The required answer is the count of lines in the records that contain "total", with no other text.
• • • • •
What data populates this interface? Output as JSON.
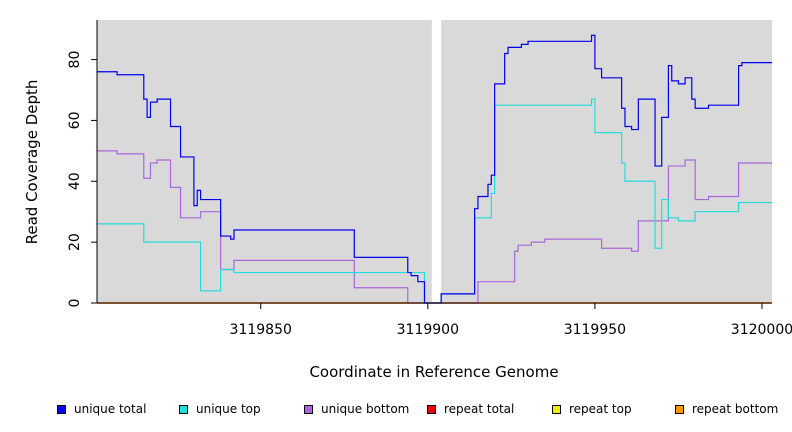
{
  "chart_data": {
    "type": "line",
    "title": "",
    "xlabel": "Coordinate in Reference Genome",
    "ylabel": "Read Coverage Depth",
    "xlim": [
      3119801,
      3120003
    ],
    "ylim": [
      0,
      93
    ],
    "x_ticks": [
      3119850,
      3119900,
      3119950,
      3120000
    ],
    "x_tick_labels": [
      "3119850",
      "3119900",
      "3119950",
      "3120000"
    ],
    "y_ticks": [
      0,
      20,
      40,
      60,
      80
    ],
    "y_tick_labels": [
      "0",
      "20",
      "40",
      "60",
      "80"
    ],
    "grid": false,
    "background": "#d9d9d9",
    "gap_band": [
      3119901.2,
      3119904
    ],
    "legend_position": "bottom",
    "series": [
      {
        "name": "unique total",
        "color": "#0000ee",
        "points": [
          [
            3119801,
            76
          ],
          [
            3119807,
            75
          ],
          [
            3119815,
            67
          ],
          [
            3119816,
            61
          ],
          [
            3119817,
            66
          ],
          [
            3119819,
            67
          ],
          [
            3119823,
            58
          ],
          [
            3119826,
            48
          ],
          [
            3119830,
            32
          ],
          [
            3119831,
            37
          ],
          [
            3119832,
            34
          ],
          [
            3119835,
            34
          ],
          [
            3119838,
            22
          ],
          [
            3119841,
            21
          ],
          [
            3119842,
            24
          ],
          [
            3119878,
            15
          ],
          [
            3119887,
            15
          ],
          [
            3119894,
            10
          ],
          [
            3119895,
            9
          ],
          [
            3119897,
            7
          ],
          [
            3119899,
            0
          ],
          [
            3119904,
            3
          ],
          [
            3119910,
            3
          ],
          [
            3119914,
            31
          ],
          [
            3119915,
            35
          ],
          [
            3119918,
            39
          ],
          [
            3119919,
            42
          ],
          [
            3119920,
            72
          ],
          [
            3119923,
            82
          ],
          [
            3119924,
            84
          ],
          [
            3119928,
            85
          ],
          [
            3119930,
            86
          ],
          [
            3119936,
            86
          ],
          [
            3119949,
            88
          ],
          [
            3119950,
            77
          ],
          [
            3119952,
            74
          ],
          [
            3119958,
            64
          ],
          [
            3119959,
            58
          ],
          [
            3119961,
            57
          ],
          [
            3119963,
            67
          ],
          [
            3119968,
            45
          ],
          [
            3119970,
            61
          ],
          [
            3119972,
            78
          ],
          [
            3119973,
            73
          ],
          [
            3119975,
            72
          ],
          [
            3119977,
            74
          ],
          [
            3119979,
            67
          ],
          [
            3119980,
            64
          ],
          [
            3119984,
            65
          ],
          [
            3119993,
            78
          ],
          [
            3119994,
            79
          ],
          [
            3120003,
            79
          ]
        ]
      },
      {
        "name": "unique top",
        "color": "#22dddd",
        "points": [
          [
            3119801,
            26
          ],
          [
            3119815,
            20
          ],
          [
            3119832,
            4
          ],
          [
            3119838,
            11
          ],
          [
            3119842,
            10
          ],
          [
            3119899,
            0
          ],
          [
            3119904,
            3
          ],
          [
            3119914,
            28
          ],
          [
            3119919,
            36
          ],
          [
            3119920,
            65
          ],
          [
            3119949,
            67
          ],
          [
            3119950,
            56
          ],
          [
            3119958,
            46
          ],
          [
            3119959,
            40
          ],
          [
            3119968,
            18
          ],
          [
            3119970,
            34
          ],
          [
            3119972,
            28
          ],
          [
            3119975,
            27
          ],
          [
            3119980,
            30
          ],
          [
            3119993,
            33
          ],
          [
            3120003,
            33
          ]
        ]
      },
      {
        "name": "unique bottom",
        "color": "#aa66dd",
        "points": [
          [
            3119801,
            50
          ],
          [
            3119807,
            49
          ],
          [
            3119815,
            41
          ],
          [
            3119817,
            46
          ],
          [
            3119819,
            47
          ],
          [
            3119823,
            38
          ],
          [
            3119826,
            28
          ],
          [
            3119832,
            30
          ],
          [
            3119838,
            11
          ],
          [
            3119842,
            14
          ],
          [
            3119878,
            5
          ],
          [
            3119894,
            0
          ],
          [
            3119904,
            0
          ],
          [
            3119915,
            7
          ],
          [
            3119926,
            17
          ],
          [
            3119927,
            19
          ],
          [
            3119931,
            20
          ],
          [
            3119935,
            21
          ],
          [
            3119952,
            18
          ],
          [
            3119961,
            17
          ],
          [
            3119963,
            27
          ],
          [
            3119972,
            45
          ],
          [
            3119977,
            47
          ],
          [
            3119980,
            34
          ],
          [
            3119984,
            35
          ],
          [
            3119993,
            46
          ],
          [
            3120003,
            46
          ]
        ]
      },
      {
        "name": "repeat total",
        "color": "#ee0000",
        "points": [
          [
            3119801,
            0
          ],
          [
            3120003,
            0
          ]
        ]
      },
      {
        "name": "repeat top",
        "color": "#eeee00",
        "points": [
          [
            3119801,
            0
          ],
          [
            3120003,
            0
          ]
        ]
      },
      {
        "name": "repeat bottom",
        "color": "#ff9900",
        "points": [
          [
            3119801,
            0
          ],
          [
            3120003,
            0
          ]
        ]
      }
    ]
  }
}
• • • • •
* SOLUTION TO THIS EXERCISE *
2